● Job:
Retype all the records with nothing changed.

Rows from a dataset
════════════════

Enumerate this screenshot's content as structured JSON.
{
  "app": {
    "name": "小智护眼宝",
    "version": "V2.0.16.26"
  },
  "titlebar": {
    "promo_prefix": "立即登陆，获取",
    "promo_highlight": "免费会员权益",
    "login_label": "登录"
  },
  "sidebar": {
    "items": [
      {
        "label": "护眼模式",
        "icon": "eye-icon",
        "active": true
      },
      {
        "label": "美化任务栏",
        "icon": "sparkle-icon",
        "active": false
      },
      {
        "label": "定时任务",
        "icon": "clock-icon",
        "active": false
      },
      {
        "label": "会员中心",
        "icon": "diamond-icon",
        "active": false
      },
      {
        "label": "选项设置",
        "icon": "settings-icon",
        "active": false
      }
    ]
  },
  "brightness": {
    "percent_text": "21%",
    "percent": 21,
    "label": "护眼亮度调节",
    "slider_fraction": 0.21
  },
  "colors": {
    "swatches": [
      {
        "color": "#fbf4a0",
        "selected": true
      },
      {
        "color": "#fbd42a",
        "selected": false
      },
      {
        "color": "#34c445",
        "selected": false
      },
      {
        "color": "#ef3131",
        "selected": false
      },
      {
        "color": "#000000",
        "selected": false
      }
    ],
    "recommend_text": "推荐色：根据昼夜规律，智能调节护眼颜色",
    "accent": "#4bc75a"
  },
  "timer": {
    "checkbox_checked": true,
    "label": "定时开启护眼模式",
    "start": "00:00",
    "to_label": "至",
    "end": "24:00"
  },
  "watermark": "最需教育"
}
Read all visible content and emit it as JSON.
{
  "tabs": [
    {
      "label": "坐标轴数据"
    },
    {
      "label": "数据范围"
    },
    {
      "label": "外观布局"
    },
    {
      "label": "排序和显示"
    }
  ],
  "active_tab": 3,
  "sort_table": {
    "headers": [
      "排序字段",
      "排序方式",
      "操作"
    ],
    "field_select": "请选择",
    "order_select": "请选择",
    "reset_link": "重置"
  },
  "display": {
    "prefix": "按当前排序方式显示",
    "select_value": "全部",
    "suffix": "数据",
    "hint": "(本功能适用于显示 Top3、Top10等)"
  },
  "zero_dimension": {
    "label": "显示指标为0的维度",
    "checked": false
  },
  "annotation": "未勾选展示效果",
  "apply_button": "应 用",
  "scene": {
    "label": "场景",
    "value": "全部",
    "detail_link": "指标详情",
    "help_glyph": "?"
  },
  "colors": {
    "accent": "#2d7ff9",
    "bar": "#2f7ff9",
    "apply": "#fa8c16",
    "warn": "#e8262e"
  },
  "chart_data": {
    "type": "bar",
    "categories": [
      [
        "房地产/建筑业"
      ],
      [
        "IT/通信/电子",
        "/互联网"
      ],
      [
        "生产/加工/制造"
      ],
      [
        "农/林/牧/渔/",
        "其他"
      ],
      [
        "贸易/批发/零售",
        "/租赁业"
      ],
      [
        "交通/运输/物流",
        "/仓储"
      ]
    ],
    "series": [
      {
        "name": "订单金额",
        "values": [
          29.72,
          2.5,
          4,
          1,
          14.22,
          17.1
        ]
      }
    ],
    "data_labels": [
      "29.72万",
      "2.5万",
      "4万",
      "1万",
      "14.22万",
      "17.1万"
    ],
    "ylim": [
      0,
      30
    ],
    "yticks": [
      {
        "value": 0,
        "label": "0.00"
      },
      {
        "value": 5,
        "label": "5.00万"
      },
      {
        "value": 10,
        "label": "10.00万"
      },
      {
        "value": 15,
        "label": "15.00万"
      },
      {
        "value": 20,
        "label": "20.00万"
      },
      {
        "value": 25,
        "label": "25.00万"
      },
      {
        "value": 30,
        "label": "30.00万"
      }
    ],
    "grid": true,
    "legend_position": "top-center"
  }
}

════════════════

● Solution to this task:
Enumerate this screenshot's content as structured JSON.
{
  "app": {
    "name": "小智护眼宝",
    "version": "V2.0.16.26"
  },
  "titlebar": {
    "promo_prefix": "立即登陆，获取",
    "promo_highlight": "免费会员权益",
    "login_label": "登录"
  },
  "sidebar": {
    "items": [
      {
        "label": "护眼模式",
        "icon": "eye-icon",
        "active": true
      },
      {
        "label": "美化任务栏",
        "icon": "sparkle-icon",
        "active": false
      },
      {
        "label": "定时任务",
        "icon": "clock-icon",
        "active": false
      },
      {
        "label": "会员中心",
        "icon": "diamond-icon",
        "active": false
      },
      {
        "label": "选项设置",
        "icon": "settings-icon",
        "active": false
      }
    ]
  },
  "brightness": {
    "percent_text": "21%",
    "percent": 21,
    "label": "护眼亮度调节",
    "slider_fraction": 0.21
  },
  "colors": {
    "swatches": [
      {
        "color": "#fbf4a0",
        "selected": true
      },
      {
        "color": "#fbd42a",
        "selected": false
      },
      {
        "color": "#34c445",
        "selected": false
      },
      {
        "color": "#ef3131",
        "selected": false
      },
      {
        "color": "#000000",
        "selected": false
      }
    ],
    "recommend_text": "推荐色：根据昼夜规律，智能调节护眼颜色",
    "accent": "#4bc75a"
  },
  "timer": {
    "checkbox_checked": true,
    "label": "定时开启护眼模式",
    "start": "00:00",
    "to_label": "至",
    "end": "24:00"
  },
  "watermark": "最需教育"
}
Read all visible content and emit it as JSON.
{
  "tabs": [
    {
      "label": "坐标轴数据"
    },
    {
      "label": "数据范围"
    },
    {
      "label": "外观布局"
    },
    {
      "label": "排序和显示"
    }
  ],
  "active_tab": 3,
  "sort_table": {
    "headers": [
      "排序字段",
      "排序方式",
      "操作"
    ],
    "field_select": "请选择",
    "order_select": "请选择",
    "reset_link": "重置"
  },
  "display": {
    "prefix": "按当前排序方式显示",
    "select_value": "全部",
    "suffix": "数据",
    "hint": "(本功能适用于显示 Top3、Top10等)"
  },
  "zero_dimension": {
    "label": "显示指标为0的维度",
    "checked": false
  },
  "annotation": "未勾选展示效果",
  "apply_button": "应 用",
  "scene": {
    "label": "场景",
    "value": "全部",
    "detail_link": "指标详情",
    "help_glyph": "?"
  },
  "colors": {
    "accent": "#2d7ff9",
    "bar": "#2f7ff9",
    "apply": "#fa8c16",
    "warn": "#e8262e"
  },
  "chart_data": {
    "type": "bar",
    "categories": [
      [
        "房地产/建筑业"
      ],
      [
        "IT/通信/电子",
        "/互联网"
      ],
      [
        "生产/加工/制造"
      ],
      [
        "农/林/牧/渔/",
        "其他"
      ],
      [
        "贸易/批发/零售",
        "/租赁业"
      ],
      [
        "交通/运输/物流",
        "/仓储"
      ]
    ],
    "series": [
      {
        "name": "订单金额",
        "values": [
          29.72,
          2.5,
          4,
          1,
          14.22,
          17.1
        ]
      }
    ],
    "data_labels": [
      "29.72万",
      "2.5万",
      "4万",
      "1万",
      "14.22万",
      "17.1万"
    ],
    "ylim": [
      0,
      30
    ],
    "yticks": [
      {
        "value": 0,
        "label": "0.00"
      },
      {
        "value": 5,
        "label": "5.00万"
      },
      {
        "value": 10,
        "label": "10.00万"
      },
      {
        "value": 15,
        "label": "15.00万"
      },
      {
        "value": 20,
        "label": "20.00万"
      },
      {
        "value": 25,
        "label": "25.00万"
      },
      {
        "value": 30,
        "label": "30.00万"
      }
    ],
    "grid": true,
    "legend_position": "top-center"
  }
}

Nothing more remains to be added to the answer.